This article presents the results from recent benchmarking of Caringo Swarm Object Storage Software on a multi-Terabit converged Ethernet Software-Defined Storage Super Data Cluster deployed by the UK Science and Technology Facilities Council’s (STFC) Scientific Computing Department (SCD) for the JASMIN project.
Many datasets, both model and observational data, are too big to be easily shipped around; JASMIN enables scientists to bring their processing to the data. It offers flexible data access for scientists to collaborate in self-managing group workspaces, enabling models and algorithms to be evaluated alongside curated archive data and data to be shared and evaluated before being deposited in the permanent archive.
JASMIN is funded by the Natural Environment Research Council (NERC), the UK Space Agency (UKSA), educational institutions and private industry to provide the UK and European climate and earth-system science communities with an efficient data analysis environment. It is managed jointly by the STFC Scientific Computing Department and the Centre for Environmental Data Analysis (CEDA), which is part of STFC Rutherford Appleton Laboratory (RAL) Space. The JASMIN infrastructure is located at RAL in Oxfordshire, UK.
In technical terms, JASMIN is half supercomputer and half data center, and as such, provides a globally unique computational environment. JASMIN blends Petabytes of storage, thousands of cloud virtual machines, batch computing and WAN data transfer. The infrastructure provides compute and storage linked together by a high-bandwidth network in a unique topology with significant compute connected with much greater bandwidth to disk than is typical of a normal data center. It has a supercomputer’s network and storage, but without quite as much compute.
The first phase of JASMIN was funded in 2011 and deployed in 2012. Since then, hundreds of Petabytes of data have been accessed and analyzed by thousands of researchers. Due to increasing capacity needs, a growing researcher base and a shift in access from traditional file protocols to RESTful interfaces, the infrastructure managers at RAL started looking for methods to streamline infrastructure management, tenant management, access controls, and private and public file sharing. Their research led them to object storage.
First and foremost, the object storage solution selected needed to achieve read performance characteristics similar to existing parallel file systems. The following tables show the performance requirements defined by STFC and the Caringo results. Testing was conducted using 2 Gigabyte files with sequential reads and erasure-coded data via S3 and NFS.
Based on these benchmark results along with other functional tests, Swarm was selected as an object storage solution for JASMIN. The performance figures achieved are the result of Caringo Swarm’s underlying parallel architecture and read results are similar to parallel benchmark tests run on a similar sized parallel file system in an equivalent environment. The following copy describes in detail the infrastructure architecture, testing methodologies and results achieved.
STFC employs an HPC “leaf/spine” routed CLOS network with 100Gb spine switches and 100Gb leaf or top of rack (TOR) switches. Every TOR is connected to every spine switch and there is equal uplink/downlink bandwidth on every TOR switch. This design delivers a super low-latency, non-blocking network where there are only 3 switch hops of <100nS between any network endpoint—orders of magnitude lower latency than an ordinary network.

▸ **TO-DO LIST**:
(1) List every funder of JASMIN that the JASMIN article names.
(2) According to the JASMIN article, what size were the files used in the testing?
(3) From the JASMIN article, pull out the passage starting with "Based on these" and going on through "and results achieved.", copied word for word.

▸ **DATA SHOWN**:
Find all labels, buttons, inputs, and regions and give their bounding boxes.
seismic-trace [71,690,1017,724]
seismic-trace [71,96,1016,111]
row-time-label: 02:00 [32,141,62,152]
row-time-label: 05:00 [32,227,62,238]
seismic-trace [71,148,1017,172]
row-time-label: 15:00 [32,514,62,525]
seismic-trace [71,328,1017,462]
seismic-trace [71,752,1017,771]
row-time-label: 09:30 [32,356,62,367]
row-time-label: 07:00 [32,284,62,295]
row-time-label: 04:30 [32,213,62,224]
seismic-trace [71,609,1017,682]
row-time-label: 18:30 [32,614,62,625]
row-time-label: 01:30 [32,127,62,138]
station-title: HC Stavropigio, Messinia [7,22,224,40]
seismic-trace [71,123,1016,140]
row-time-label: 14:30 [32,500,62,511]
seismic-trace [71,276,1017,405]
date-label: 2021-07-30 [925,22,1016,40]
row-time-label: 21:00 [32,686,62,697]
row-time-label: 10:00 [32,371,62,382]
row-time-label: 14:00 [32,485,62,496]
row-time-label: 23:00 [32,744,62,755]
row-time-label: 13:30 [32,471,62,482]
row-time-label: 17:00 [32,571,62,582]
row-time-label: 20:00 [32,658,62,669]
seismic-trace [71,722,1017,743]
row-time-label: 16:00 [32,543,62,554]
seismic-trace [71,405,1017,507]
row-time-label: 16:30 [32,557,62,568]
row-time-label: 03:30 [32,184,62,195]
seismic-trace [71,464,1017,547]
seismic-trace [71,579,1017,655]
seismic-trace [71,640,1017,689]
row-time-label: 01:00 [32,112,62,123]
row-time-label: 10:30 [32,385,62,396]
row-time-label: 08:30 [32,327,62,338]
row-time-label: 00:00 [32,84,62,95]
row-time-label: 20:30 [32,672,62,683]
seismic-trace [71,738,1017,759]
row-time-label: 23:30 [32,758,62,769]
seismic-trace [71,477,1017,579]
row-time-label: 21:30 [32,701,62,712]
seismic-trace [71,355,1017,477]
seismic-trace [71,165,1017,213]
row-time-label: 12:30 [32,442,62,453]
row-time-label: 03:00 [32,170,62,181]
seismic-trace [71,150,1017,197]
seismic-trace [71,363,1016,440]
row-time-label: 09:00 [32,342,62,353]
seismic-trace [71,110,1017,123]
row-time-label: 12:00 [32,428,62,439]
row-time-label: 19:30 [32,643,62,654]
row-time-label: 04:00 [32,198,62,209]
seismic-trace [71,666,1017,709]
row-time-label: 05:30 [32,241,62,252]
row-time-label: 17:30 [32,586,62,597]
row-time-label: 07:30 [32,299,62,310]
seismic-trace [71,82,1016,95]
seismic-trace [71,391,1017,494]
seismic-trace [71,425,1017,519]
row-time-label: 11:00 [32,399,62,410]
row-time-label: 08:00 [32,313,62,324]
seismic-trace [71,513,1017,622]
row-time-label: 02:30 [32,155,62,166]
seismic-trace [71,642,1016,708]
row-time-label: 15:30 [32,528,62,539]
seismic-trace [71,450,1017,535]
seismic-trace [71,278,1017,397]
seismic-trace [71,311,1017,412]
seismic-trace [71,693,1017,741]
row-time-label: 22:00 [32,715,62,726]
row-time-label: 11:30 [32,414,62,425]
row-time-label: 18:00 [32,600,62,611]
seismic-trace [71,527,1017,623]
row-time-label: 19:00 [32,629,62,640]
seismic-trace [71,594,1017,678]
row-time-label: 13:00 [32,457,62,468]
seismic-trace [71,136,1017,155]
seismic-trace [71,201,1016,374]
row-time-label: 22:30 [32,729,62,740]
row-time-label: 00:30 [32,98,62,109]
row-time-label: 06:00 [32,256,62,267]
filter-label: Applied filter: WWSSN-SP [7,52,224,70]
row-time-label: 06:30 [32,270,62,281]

▸ **ANSWERS FOR THE EXERCISE**:
(1)
- Natural Environment Research Council (NERC)
- UK Space Agency (UKSA)
- Educational institutions
- Private industry

(2) 2 Gigabyte files.

(3)
Based on these benchmark results along with other functional tests, Swarm was selected as an object storage solution for JASMIN. The performance figures achieved are the result of Caringo Swarm’s underlying parallel architecture and read results are similar to parallel benchmark tests run on a similar sized parallel file system in an equivalent environment. The following copy describes in detail the infrastructure architecture, testing methodologies and results achieved.